● **Record excerpts**
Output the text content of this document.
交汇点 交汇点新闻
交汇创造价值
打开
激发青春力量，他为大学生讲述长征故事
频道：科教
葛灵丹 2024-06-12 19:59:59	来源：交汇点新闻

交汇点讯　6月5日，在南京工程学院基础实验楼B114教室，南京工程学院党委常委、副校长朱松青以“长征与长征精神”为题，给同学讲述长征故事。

--

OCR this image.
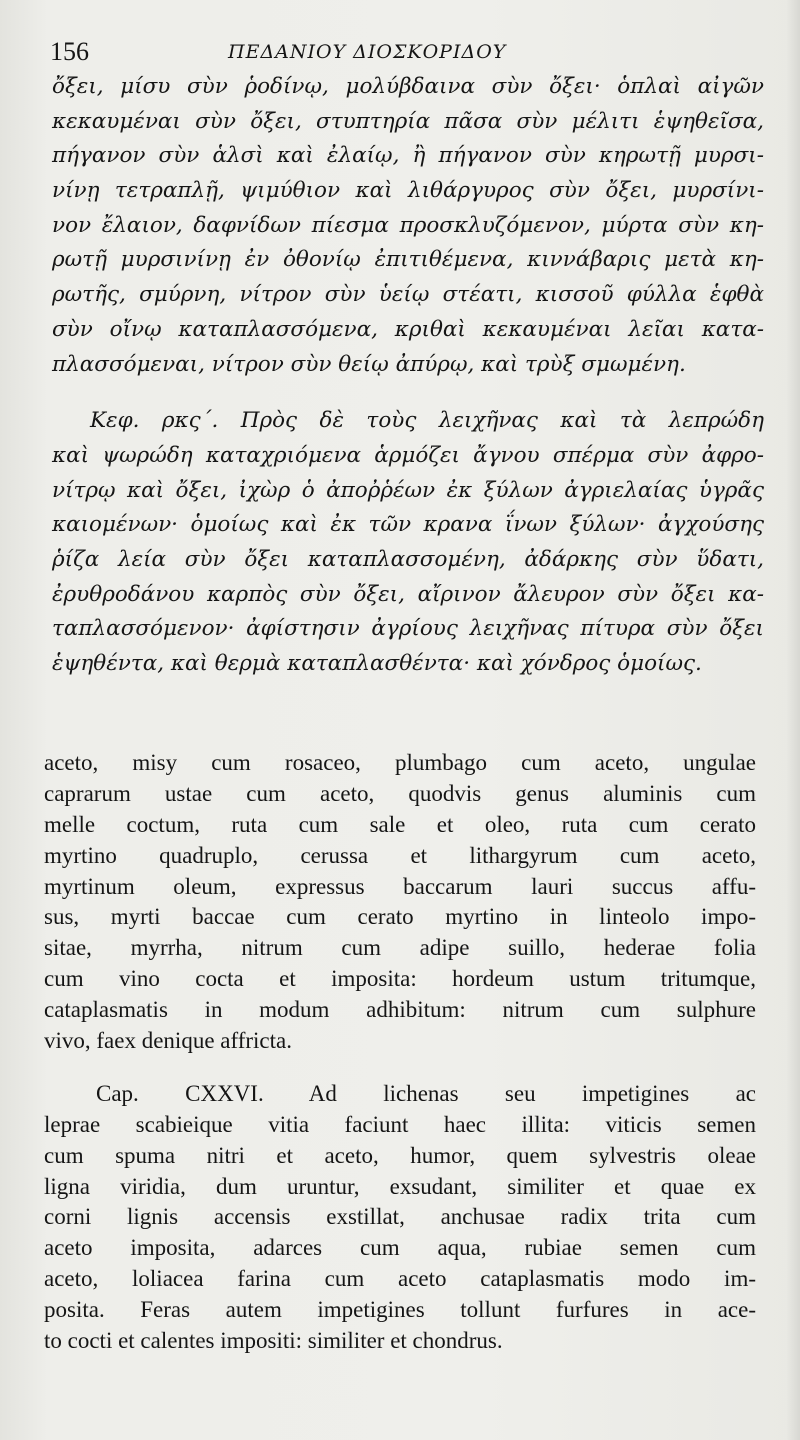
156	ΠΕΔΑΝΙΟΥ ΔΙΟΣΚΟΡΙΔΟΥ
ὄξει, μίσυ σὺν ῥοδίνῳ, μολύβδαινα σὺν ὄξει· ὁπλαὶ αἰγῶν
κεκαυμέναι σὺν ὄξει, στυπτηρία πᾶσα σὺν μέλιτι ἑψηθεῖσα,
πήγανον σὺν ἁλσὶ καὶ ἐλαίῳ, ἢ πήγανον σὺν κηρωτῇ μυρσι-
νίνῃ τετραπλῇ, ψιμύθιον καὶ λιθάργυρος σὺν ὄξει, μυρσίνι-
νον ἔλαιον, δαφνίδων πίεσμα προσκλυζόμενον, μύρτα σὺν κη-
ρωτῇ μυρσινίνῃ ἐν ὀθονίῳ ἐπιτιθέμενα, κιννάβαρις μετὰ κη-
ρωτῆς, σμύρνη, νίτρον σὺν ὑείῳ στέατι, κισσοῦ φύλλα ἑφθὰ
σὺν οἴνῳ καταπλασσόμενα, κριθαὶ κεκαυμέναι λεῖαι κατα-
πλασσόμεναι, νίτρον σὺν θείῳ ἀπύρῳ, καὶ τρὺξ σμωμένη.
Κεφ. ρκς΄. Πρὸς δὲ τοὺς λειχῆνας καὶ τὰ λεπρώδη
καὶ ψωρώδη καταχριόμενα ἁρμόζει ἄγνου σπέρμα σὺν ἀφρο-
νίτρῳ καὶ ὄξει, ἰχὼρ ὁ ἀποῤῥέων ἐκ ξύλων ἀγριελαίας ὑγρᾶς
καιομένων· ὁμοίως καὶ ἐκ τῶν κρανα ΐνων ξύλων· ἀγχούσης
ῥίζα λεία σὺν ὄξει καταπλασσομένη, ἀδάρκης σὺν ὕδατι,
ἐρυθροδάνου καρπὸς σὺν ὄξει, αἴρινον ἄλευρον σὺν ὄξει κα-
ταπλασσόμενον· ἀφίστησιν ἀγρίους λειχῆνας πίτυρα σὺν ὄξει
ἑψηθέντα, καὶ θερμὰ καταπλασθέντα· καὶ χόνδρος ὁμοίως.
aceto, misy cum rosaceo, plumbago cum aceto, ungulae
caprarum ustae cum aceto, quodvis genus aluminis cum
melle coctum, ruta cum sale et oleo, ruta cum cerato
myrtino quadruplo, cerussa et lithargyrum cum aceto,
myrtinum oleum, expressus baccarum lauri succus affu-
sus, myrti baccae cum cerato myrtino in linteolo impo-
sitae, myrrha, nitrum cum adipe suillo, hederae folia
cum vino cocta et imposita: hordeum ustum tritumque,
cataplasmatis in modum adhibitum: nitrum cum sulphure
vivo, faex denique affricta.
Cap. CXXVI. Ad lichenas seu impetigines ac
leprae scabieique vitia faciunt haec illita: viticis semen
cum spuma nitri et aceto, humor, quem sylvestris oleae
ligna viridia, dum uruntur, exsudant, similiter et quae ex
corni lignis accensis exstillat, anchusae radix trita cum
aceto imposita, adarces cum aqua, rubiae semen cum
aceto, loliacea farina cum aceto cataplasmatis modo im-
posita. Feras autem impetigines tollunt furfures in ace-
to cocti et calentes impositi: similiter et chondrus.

● **Description of the task**
Return all lines containing "交汇点新闻".

● **The answer**
交汇点 交汇点新闻
葛灵丹 2024-06-12 19:59:59	来源：交汇点新闻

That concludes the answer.